▸ Information provided:
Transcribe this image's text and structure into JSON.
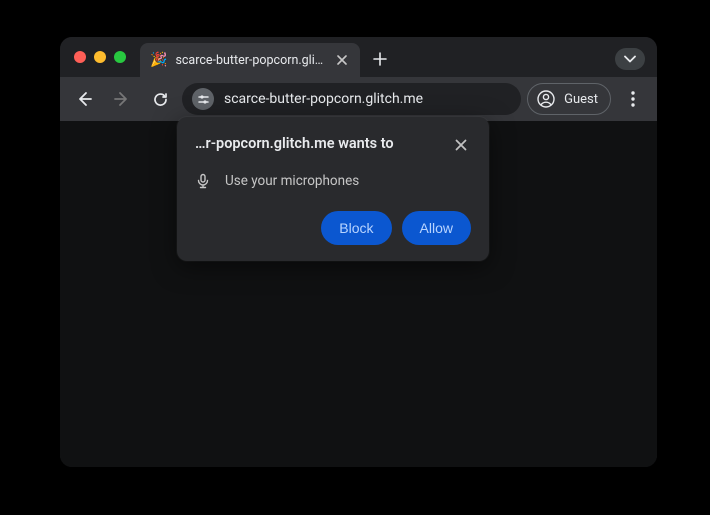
{
  "tab": {
    "favicon": "🎉",
    "title": "scarce-butter-popcorn.glitch"
  },
  "toolbar": {
    "url": "scarce-butter-popcorn.glitch.me",
    "guest_label": "Guest"
  },
  "dialog": {
    "title": "…r-popcorn.glitch.me wants to",
    "permission_label": "Use your microphones",
    "block_label": "Block",
    "allow_label": "Allow"
  }
}
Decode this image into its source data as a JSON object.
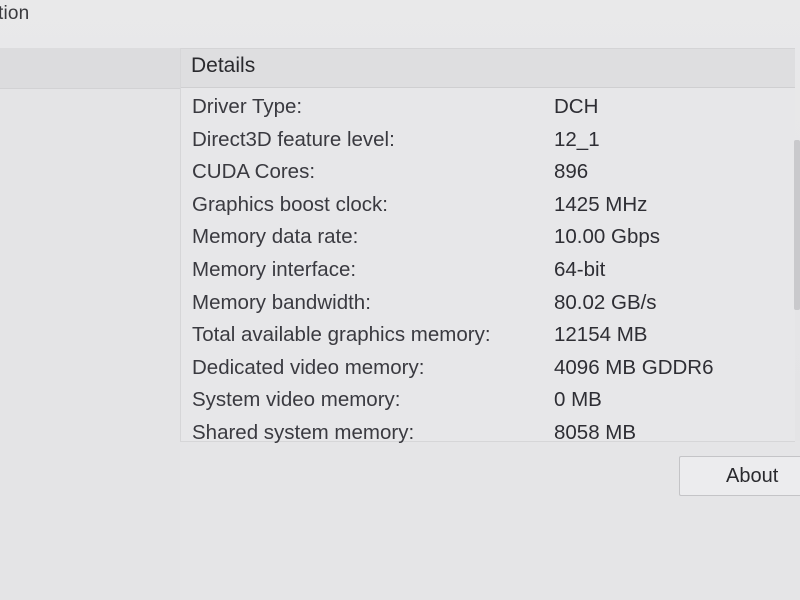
{
  "window": {
    "title": "tion"
  },
  "details": {
    "header": "Details",
    "rows": [
      {
        "label": "Driver Type:",
        "value": "DCH"
      },
      {
        "label": "Direct3D feature level:",
        "value": "12_1"
      },
      {
        "label": "CUDA Cores:",
        "value": "896"
      },
      {
        "label": "Graphics boost clock:",
        "value": "1425 MHz"
      },
      {
        "label": "Memory data rate:",
        "value": "10.00 Gbps"
      },
      {
        "label": "Memory interface:",
        "value": "64-bit"
      },
      {
        "label": "Memory bandwidth:",
        "value": "80.02 GB/s"
      },
      {
        "label": "Total available graphics memory:",
        "value": "12154 MB"
      },
      {
        "label": "Dedicated video memory:",
        "value": "4096 MB GDDR6"
      },
      {
        "label": "System video memory:",
        "value": "0 MB"
      },
      {
        "label": "Shared system memory:",
        "value": "8058 MB"
      }
    ]
  },
  "buttons": {
    "about": "About"
  }
}
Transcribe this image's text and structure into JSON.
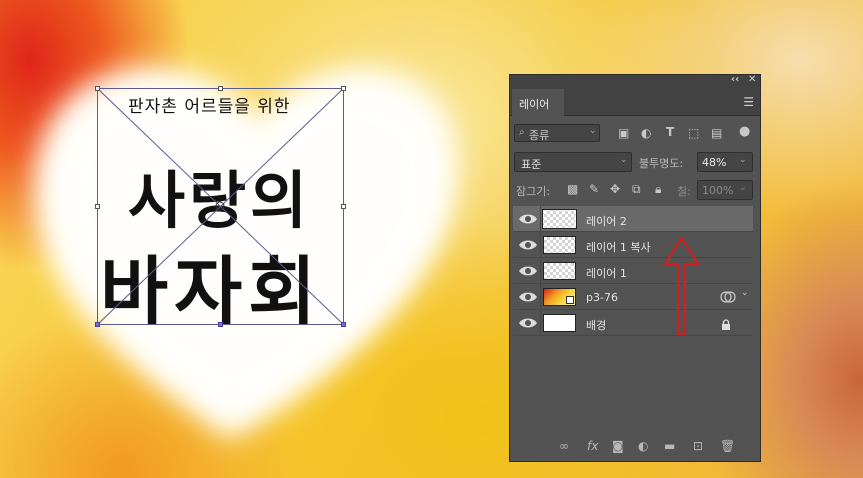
{
  "canvas": {
    "art": {
      "small_line": "판자촌 어르들을 위한",
      "big_line_1": "사랑의",
      "big_line_2": "바자회"
    }
  },
  "panel": {
    "collapse_glyph": "‹‹",
    "close_glyph": "✕",
    "tab_label": "레이어",
    "menu_icon": "hamburger-icon",
    "filter": {
      "label": "종류",
      "icons": [
        "image-filter-icon",
        "adjustment-filter-icon",
        "type-filter-icon",
        "shape-filter-icon",
        "smart-object-filter-icon",
        "toggle-filter-icon"
      ]
    },
    "blend": {
      "mode": "표준",
      "opacity_label": "불투명도:",
      "opacity_value": "48%"
    },
    "lock": {
      "label": "잠그기:",
      "fill_label": "칠:",
      "fill_value": "100%"
    },
    "layers": [
      {
        "name": "레이어 2",
        "selected": true,
        "thumb": "transparent"
      },
      {
        "name": "레이어 1 복사",
        "selected": false,
        "thumb": "transparent"
      },
      {
        "name": "레이어 1",
        "selected": false,
        "thumb": "transparent"
      },
      {
        "name": "p3-76",
        "selected": false,
        "thumb": "photo"
      },
      {
        "name": "배경",
        "selected": false,
        "thumb": "white"
      }
    ],
    "bottom_icons": [
      "link-icon",
      "fx-icon",
      "mask-icon",
      "adjustment-icon",
      "folder-icon",
      "new-layer-icon",
      "trash-icon"
    ],
    "colors": {
      "panel_bg": "#535353",
      "selected_row": "#6a6a6a",
      "arrow": "#d11f1f"
    }
  }
}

▸ Task instructions: Which lines include the word "popcorn"? Copy every one of them.

▸ Task solution:
    "title": "scarce-butter-popcorn.glitch"
    "url": "scarce-butter-popcorn.glitch.me",
    "title": "…r-popcorn.glitch.me wants to",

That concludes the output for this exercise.